Items from a dataset:
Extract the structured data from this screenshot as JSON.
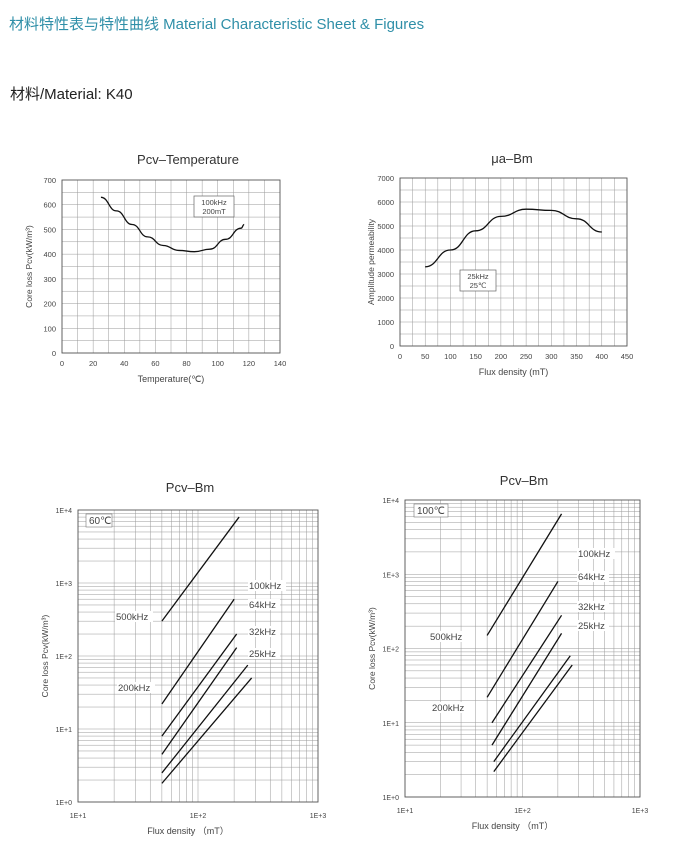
{
  "header": {
    "title": "材料特性表与特性曲线 Material Characteristic Sheet & Figures",
    "material": "材料/Material: K40"
  },
  "chart_data": [
    {
      "type": "line",
      "title": "Pcv–Temperature",
      "xlabel": "Temperature(℃)",
      "ylabel": "Core loss Pcv(kW/m³)",
      "xlim": [
        0,
        140
      ],
      "ylim": [
        0,
        700
      ],
      "xticks": [
        0,
        20,
        40,
        60,
        80,
        100,
        120,
        140
      ],
      "yticks": [
        0,
        100,
        200,
        300,
        400,
        500,
        600,
        700
      ],
      "annotation": [
        "100kHz",
        "200mT"
      ],
      "grid": true,
      "series": [
        {
          "x": [
            25,
            35,
            45,
            55,
            65,
            75,
            85,
            95,
            105,
            115,
            117
          ],
          "y": [
            630,
            575,
            520,
            470,
            435,
            415,
            410,
            420,
            460,
            505,
            520
          ]
        }
      ]
    },
    {
      "type": "line",
      "title": "μa–Bm",
      "xlabel": "Flux density (mT)",
      "ylabel": "Amplitude permeability",
      "xlim": [
        0,
        450
      ],
      "ylim": [
        0,
        7000
      ],
      "xticks": [
        0,
        50,
        100,
        150,
        200,
        250,
        300,
        350,
        400,
        450
      ],
      "yticks": [
        0,
        1000,
        2000,
        3000,
        4000,
        5000,
        6000,
        7000
      ],
      "annotation": [
        "25kHz",
        "25℃"
      ],
      "grid": true,
      "series": [
        {
          "x": [
            50,
            100,
            150,
            200,
            250,
            300,
            350,
            400
          ],
          "y": [
            3300,
            4000,
            4800,
            5400,
            5700,
            5650,
            5300,
            4750
          ]
        }
      ]
    },
    {
      "type": "line",
      "title": "Pcv–Bm",
      "xlabel": "Flux density （mT）",
      "ylabel": "Core loss Pcv(kW/m³)",
      "xscale": "log",
      "yscale": "log",
      "xlim": [
        10,
        1000
      ],
      "ylim": [
        1,
        10000
      ],
      "xticks": [
        "1E+1",
        "1E+2",
        "1E+3"
      ],
      "yticks": [
        "1E+0",
        "1E+1",
        "1E+2",
        "1E+3",
        "1E+4"
      ],
      "annotation": "60℃",
      "grid": true,
      "series": [
        {
          "name": "500kHz",
          "x": [
            50,
            220
          ],
          "y": [
            300,
            8000
          ]
        },
        {
          "name": "200kHz",
          "x": [
            50,
            200
          ],
          "y": [
            22,
            600
          ]
        },
        {
          "name": "100kHz",
          "x": [
            50,
            210
          ],
          "y": [
            8,
            200
          ]
        },
        {
          "name": "64kHz",
          "x": [
            50,
            210
          ],
          "y": [
            4.5,
            130
          ]
        },
        {
          "name": "32kHz",
          "x": [
            50,
            260
          ],
          "y": [
            2.5,
            75
          ]
        },
        {
          "name": "25kHz",
          "x": [
            50,
            280
          ],
          "y": [
            1.8,
            50
          ]
        }
      ]
    },
    {
      "type": "line",
      "title": "Pcv–Bm",
      "xlabel": "Flux density （mT）",
      "ylabel": "Core loss Pcv(kW/m³)",
      "xscale": "log",
      "yscale": "log",
      "xlim": [
        10,
        1000
      ],
      "ylim": [
        1,
        10000
      ],
      "xticks": [
        "1E+1",
        "1E+2",
        "1E+3"
      ],
      "yticks": [
        "1E+0",
        "1E+1",
        "1E+2",
        "1E+3",
        "1E+4"
      ],
      "annotation": "100℃",
      "grid": true,
      "series": [
        {
          "name": "500kHz",
          "x": [
            50,
            215
          ],
          "y": [
            150,
            6500
          ]
        },
        {
          "name": "200kHz",
          "x": [
            50,
            200
          ],
          "y": [
            22,
            800
          ]
        },
        {
          "name": "100kHz",
          "x": [
            55,
            215
          ],
          "y": [
            10,
            280
          ]
        },
        {
          "name": "64kHz",
          "x": [
            55,
            215
          ],
          "y": [
            5,
            160
          ]
        },
        {
          "name": "32kHz",
          "x": [
            57,
            255
          ],
          "y": [
            3,
            80
          ]
        },
        {
          "name": "25kHz",
          "x": [
            57,
            265
          ],
          "y": [
            2.2,
            60
          ]
        }
      ]
    }
  ]
}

WRITTEN INSTRUCTION: Show the lines that mention the word "Temperature".

OUTPUT OF THE EXERCISE:
      "title": "Pcv–Temperature",
      "xlabel": "Temperature(℃)",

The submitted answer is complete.